Figure dataset records

════

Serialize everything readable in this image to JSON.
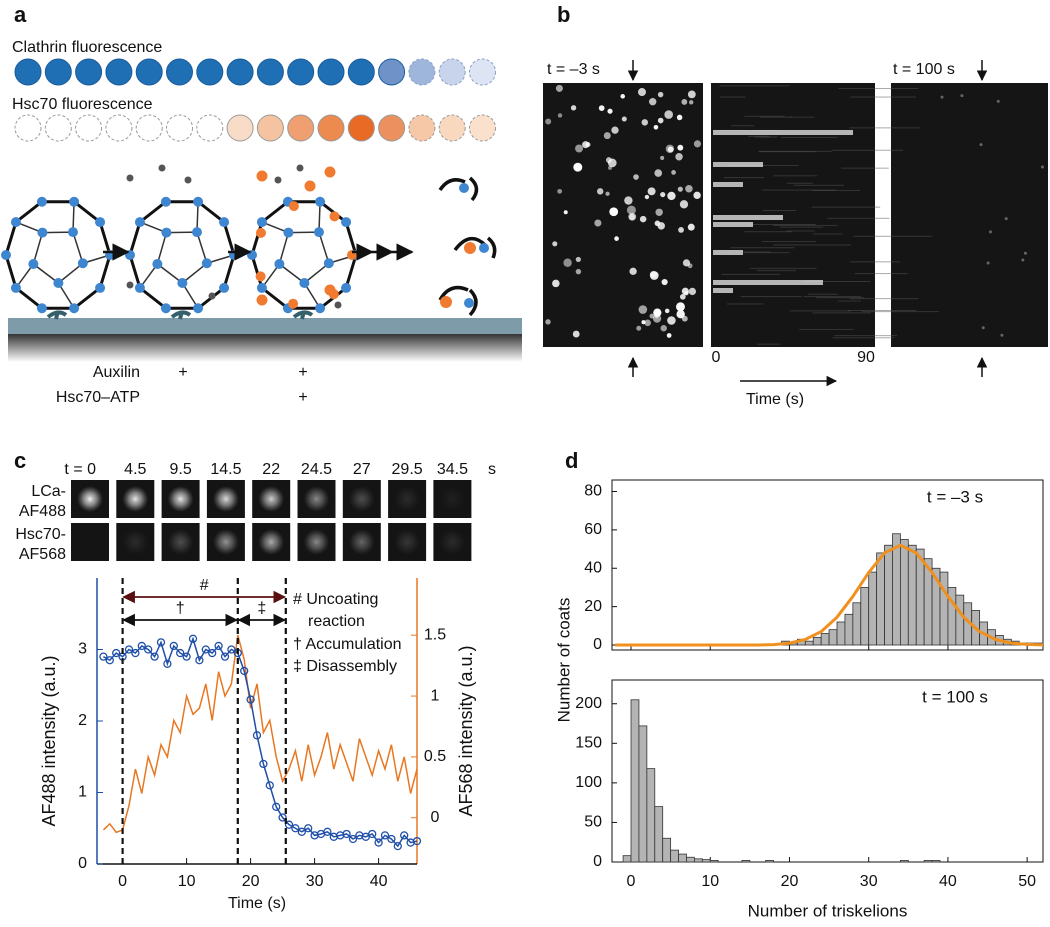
{
  "panel_a": {
    "label": "a",
    "clathrin_title": "Clathrin fluorescence",
    "hsc70_title": "Hsc70 fluorescence",
    "conditions": [
      {
        "name": "Auxilin",
        "step2": "+",
        "step3": "+"
      },
      {
        "name": "Hsc70–ATP",
        "step3": "+"
      }
    ]
  },
  "panel_b": {
    "label": "b",
    "t_start": "t = –3 s",
    "t_end": "t = 100 s",
    "kymo_start": "0",
    "kymo_end": "90",
    "time_label": "Time (s)"
  },
  "panel_c_images": {
    "label": "c",
    "times": [
      "t = 0",
      "4.5",
      "9.5",
      "14.5",
      "22",
      "24.5",
      "27",
      "29.5",
      "34.5"
    ],
    "unit": "s",
    "rows": [
      [
        "LCa-",
        "AF488"
      ],
      [
        "Hsc70-",
        "AF568"
      ]
    ]
  },
  "panel_d": {
    "label": "d"
  },
  "chart_data": [
    {
      "type": "line",
      "xlabel": "Time (s)",
      "ylabel": "AF488 intensity (a.u.)",
      "y2label": "AF568 intensity (a.u.)",
      "xlim": [
        -4,
        46
      ],
      "xticks": [
        0,
        10,
        20,
        30,
        40
      ],
      "ylim": [
        0,
        4
      ],
      "yticks": [
        0,
        1,
        2,
        3
      ],
      "y2lim": [
        -0.38,
        1.97
      ],
      "y2ticks": [
        0,
        0.5,
        1,
        1.5
      ],
      "x": [
        -3,
        -2,
        -1,
        0,
        1,
        2,
        3,
        4,
        5,
        6,
        7,
        8,
        9,
        10,
        11,
        12,
        13,
        14,
        15,
        16,
        17,
        18,
        19,
        20,
        21,
        22,
        23,
        24,
        25,
        26,
        27,
        28,
        29,
        30,
        31,
        32,
        33,
        34,
        35,
        36,
        37,
        38,
        39,
        40,
        41,
        42,
        43,
        44,
        45,
        46
      ],
      "series": [
        {
          "color": "#1f4fa8",
          "values": [
            2.9,
            2.85,
            2.95,
            2.9,
            3.0,
            2.95,
            3.05,
            3.0,
            2.9,
            3.1,
            2.8,
            3.05,
            2.95,
            2.9,
            3.15,
            2.85,
            3.0,
            2.95,
            3.05,
            2.9,
            3.0,
            2.95,
            2.7,
            2.3,
            1.8,
            1.4,
            1.1,
            0.8,
            0.65,
            0.55,
            0.5,
            0.45,
            0.5,
            0.4,
            0.42,
            0.45,
            0.38,
            0.4,
            0.42,
            0.35,
            0.4,
            0.38,
            0.42,
            0.3,
            0.4,
            0.35,
            0.25,
            0.4,
            0.3,
            0.32
          ]
        },
        {
          "color": "#e87722",
          "axis": "y2",
          "values": [
            -0.1,
            -0.05,
            -0.12,
            -0.1,
            0.1,
            0.4,
            0.2,
            0.5,
            0.35,
            0.6,
            0.5,
            0.8,
            0.7,
            1.0,
            0.85,
            0.9,
            1.1,
            0.8,
            1.2,
            1.0,
            1.1,
            1.5,
            1.3,
            0.9,
            1.1,
            0.7,
            0.8,
            0.5,
            0.3,
            0.4,
            0.55,
            0.3,
            0.6,
            0.35,
            0.5,
            0.7,
            0.4,
            0.6,
            0.45,
            0.3,
            0.65,
            0.5,
            0.35,
            0.55,
            0.4,
            0.6,
            0.3,
            0.5,
            0.2,
            0.4
          ]
        }
      ],
      "spans": [
        {
          "symbol": "#",
          "range": [
            0,
            25.5
          ]
        },
        {
          "symbol": "†",
          "range": [
            0,
            18
          ]
        },
        {
          "symbol": "‡",
          "range": [
            18,
            25.5
          ]
        }
      ],
      "legend": [
        "# Uncoating",
        "reaction",
        "† Accumulation",
        "‡ Disassembly"
      ]
    },
    {
      "type": "histogram",
      "annotation": "t = –3 s",
      "ylabel": "Number of coats",
      "color": "#b4b4b4",
      "xlim": [
        -2.4,
        52
      ],
      "xticks": [
        0,
        10,
        20,
        30,
        40,
        50
      ],
      "ylim": [
        -2.6,
        86
      ],
      "yticks": [
        0,
        20,
        40,
        60,
        80
      ],
      "bins": [
        19,
        20,
        21,
        22,
        23,
        24,
        25,
        26,
        27,
        28,
        29,
        30,
        31,
        32,
        33,
        34,
        35,
        36,
        37,
        38,
        39,
        40,
        41,
        42,
        43,
        44,
        45,
        46,
        47,
        48,
        49,
        50,
        51,
        52
      ],
      "counts": [
        2,
        1,
        3,
        2,
        4,
        6,
        8,
        12,
        16,
        22,
        30,
        38,
        48,
        52,
        58,
        55,
        52,
        50,
        45,
        40,
        38,
        30,
        26,
        22,
        18,
        12,
        8,
        5,
        3,
        2,
        1,
        1,
        1
      ],
      "fit": {
        "color": "#f0901e",
        "x": [
          -2,
          0,
          4,
          8,
          12,
          16,
          18,
          20,
          22,
          24,
          26,
          28,
          30,
          32,
          34,
          36,
          38,
          40,
          42,
          44,
          46,
          48,
          50,
          52
        ],
        "values": [
          0,
          0,
          0,
          0,
          0,
          0,
          0.2,
          1.0,
          2.9,
          7.0,
          14.5,
          25.3,
          37.8,
          48.0,
          52,
          48.0,
          37.8,
          25.3,
          14.5,
          7.0,
          2.9,
          1.0,
          0.3,
          0.1
        ]
      }
    },
    {
      "type": "histogram",
      "annotation": "t = 100 s",
      "xlabel": "Number of triskelions",
      "color": "#b4b4b4",
      "xlim": [
        -2.4,
        52
      ],
      "xticks": [
        0,
        10,
        20,
        30,
        40,
        50
      ],
      "ylim": [
        0,
        230
      ],
      "yticks": [
        0,
        50,
        100,
        150,
        200
      ],
      "bins": [
        -1,
        0,
        1,
        2,
        3,
        4,
        5,
        6,
        7,
        8,
        9,
        10,
        11,
        12,
        13,
        14,
        15,
        16,
        17,
        18,
        19,
        20,
        21,
        22,
        23,
        24,
        25,
        26,
        27,
        28,
        29,
        30,
        31,
        32,
        33,
        34,
        35,
        36,
        37,
        38,
        39,
        40
      ],
      "counts": [
        8,
        205,
        172,
        118,
        70,
        30,
        15,
        10,
        6,
        4,
        3,
        2,
        0,
        0,
        0,
        2,
        0,
        0,
        2,
        0,
        0,
        0,
        0,
        0,
        0,
        0,
        0,
        0,
        0,
        0,
        0,
        0,
        0,
        0,
        0,
        2,
        0,
        0,
        2,
        2,
        0
      ]
    }
  ]
}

════

Make an exact copy of the whole listing, but don't bring over any pictures.

Serialize everything readable in this image to JSON.
{
  "panel_a": {
    "label": "a",
    "clathrin_title": "Clathrin fluorescence",
    "hsc70_title": "Hsc70 fluorescence",
    "conditions": [
      {
        "name": "Auxilin",
        "step2": "+",
        "step3": "+"
      },
      {
        "name": "Hsc70–ATP",
        "step3": "+"
      }
    ]
  },
  "panel_b": {
    "label": "b",
    "t_start": "t = –3 s",
    "t_end": "t = 100 s",
    "kymo_start": "0",
    "kymo_end": "90",
    "time_label": "Time (s)"
  },
  "panel_c_images": {
    "label": "c",
    "times": [
      "t = 0",
      "4.5",
      "9.5",
      "14.5",
      "22",
      "24.5",
      "27",
      "29.5",
      "34.5"
    ],
    "unit": "s",
    "rows": [
      [
        "LCa-",
        "AF488"
      ],
      [
        "Hsc70-",
        "AF568"
      ]
    ]
  },
  "panel_d": {
    "label": "d"
  },
  "chart_data": [
    {
      "type": "line",
      "xlabel": "Time (s)",
      "ylabel": "AF488 intensity (a.u.)",
      "y2label": "AF568 intensity (a.u.)",
      "xlim": [
        -4,
        46
      ],
      "xticks": [
        0,
        10,
        20,
        30,
        40
      ],
      "ylim": [
        0,
        4
      ],
      "yticks": [
        0,
        1,
        2,
        3
      ],
      "y2lim": [
        -0.38,
        1.97
      ],
      "y2ticks": [
        0,
        0.5,
        1,
        1.5
      ],
      "x": [
        -3,
        -2,
        -1,
        0,
        1,
        2,
        3,
        4,
        5,
        6,
        7,
        8,
        9,
        10,
        11,
        12,
        13,
        14,
        15,
        16,
        17,
        18,
        19,
        20,
        21,
        22,
        23,
        24,
        25,
        26,
        27,
        28,
        29,
        30,
        31,
        32,
        33,
        34,
        35,
        36,
        37,
        38,
        39,
        40,
        41,
        42,
        43,
        44,
        45,
        46
      ],
      "series": [
        {
          "color": "#1f4fa8",
          "values": [
            2.9,
            2.85,
            2.95,
            2.9,
            3.0,
            2.95,
            3.05,
            3.0,
            2.9,
            3.1,
            2.8,
            3.05,
            2.95,
            2.9,
            3.15,
            2.85,
            3.0,
            2.95,
            3.05,
            2.9,
            3.0,
            2.95,
            2.7,
            2.3,
            1.8,
            1.4,
            1.1,
            0.8,
            0.65,
            0.55,
            0.5,
            0.45,
            0.5,
            0.4,
            0.42,
            0.45,
            0.38,
            0.4,
            0.42,
            0.35,
            0.4,
            0.38,
            0.42,
            0.3,
            0.4,
            0.35,
            0.25,
            0.4,
            0.3,
            0.32
          ]
        },
        {
          "color": "#e87722",
          "axis": "y2",
          "values": [
            -0.1,
            -0.05,
            -0.12,
            -0.1,
            0.1,
            0.4,
            0.2,
            0.5,
            0.35,
            0.6,
            0.5,
            0.8,
            0.7,
            1.0,
            0.85,
            0.9,
            1.1,
            0.8,
            1.2,
            1.0,
            1.1,
            1.5,
            1.3,
            0.9,
            1.1,
            0.7,
            0.8,
            0.5,
            0.3,
            0.4,
            0.55,
            0.3,
            0.6,
            0.35,
            0.5,
            0.7,
            0.4,
            0.6,
            0.45,
            0.3,
            0.65,
            0.5,
            0.35,
            0.55,
            0.4,
            0.6,
            0.3,
            0.5,
            0.2,
            0.4
          ]
        }
      ],
      "spans": [
        {
          "symbol": "#",
          "range": [
            0,
            25.5
          ]
        },
        {
          "symbol": "†",
          "range": [
            0,
            18
          ]
        },
        {
          "symbol": "‡",
          "range": [
            18,
            25.5
          ]
        }
      ],
      "legend": [
        "# Uncoating",
        "reaction",
        "† Accumulation",
        "‡ Disassembly"
      ]
    },
    {
      "type": "histogram",
      "annotation": "t = –3 s",
      "ylabel": "Number of coats",
      "color": "#b4b4b4",
      "xlim": [
        -2.4,
        52
      ],
      "xticks": [
        0,
        10,
        20,
        30,
        40,
        50
      ],
      "ylim": [
        -2.6,
        86
      ],
      "yticks": [
        0,
        20,
        40,
        60,
        80
      ],
      "bins": [
        19,
        20,
        21,
        22,
        23,
        24,
        25,
        26,
        27,
        28,
        29,
        30,
        31,
        32,
        33,
        34,
        35,
        36,
        37,
        38,
        39,
        40,
        41,
        42,
        43,
        44,
        45,
        46,
        47,
        48,
        49,
        50,
        51,
        52
      ],
      "counts": [
        2,
        1,
        3,
        2,
        4,
        6,
        8,
        12,
        16,
        22,
        30,
        38,
        48,
        52,
        58,
        55,
        52,
        50,
        45,
        40,
        38,
        30,
        26,
        22,
        18,
        12,
        8,
        5,
        3,
        2,
        1,
        1,
        1
      ],
      "fit": {
        "color": "#f0901e",
        "x": [
          -2,
          0,
          4,
          8,
          12,
          16,
          18,
          20,
          22,
          24,
          26,
          28,
          30,
          32,
          34,
          36,
          38,
          40,
          42,
          44,
          46,
          48,
          50,
          52
        ],
        "values": [
          0,
          0,
          0,
          0,
          0,
          0,
          0.2,
          1.0,
          2.9,
          7.0,
          14.5,
          25.3,
          37.8,
          48.0,
          52,
          48.0,
          37.8,
          25.3,
          14.5,
          7.0,
          2.9,
          1.0,
          0.3,
          0.1
        ]
      }
    },
    {
      "type": "histogram",
      "annotation": "t = 100 s",
      "xlabel": "Number of triskelions",
      "color": "#b4b4b4",
      "xlim": [
        -2.4,
        52
      ],
      "xticks": [
        0,
        10,
        20,
        30,
        40,
        50
      ],
      "ylim": [
        0,
        230
      ],
      "yticks": [
        0,
        50,
        100,
        150,
        200
      ],
      "bins": [
        -1,
        0,
        1,
        2,
        3,
        4,
        5,
        6,
        7,
        8,
        9,
        10,
        11,
        12,
        13,
        14,
        15,
        16,
        17,
        18,
        19,
        20,
        21,
        22,
        23,
        24,
        25,
        26,
        27,
        28,
        29,
        30,
        31,
        32,
        33,
        34,
        35,
        36,
        37,
        38,
        39,
        40
      ],
      "counts": [
        8,
        205,
        172,
        118,
        70,
        30,
        15,
        10,
        6,
        4,
        3,
        2,
        0,
        0,
        0,
        2,
        0,
        0,
        2,
        0,
        0,
        0,
        0,
        0,
        0,
        0,
        0,
        0,
        0,
        0,
        0,
        0,
        0,
        0,
        0,
        2,
        0,
        0,
        2,
        2,
        0
      ]
    }
  ]
}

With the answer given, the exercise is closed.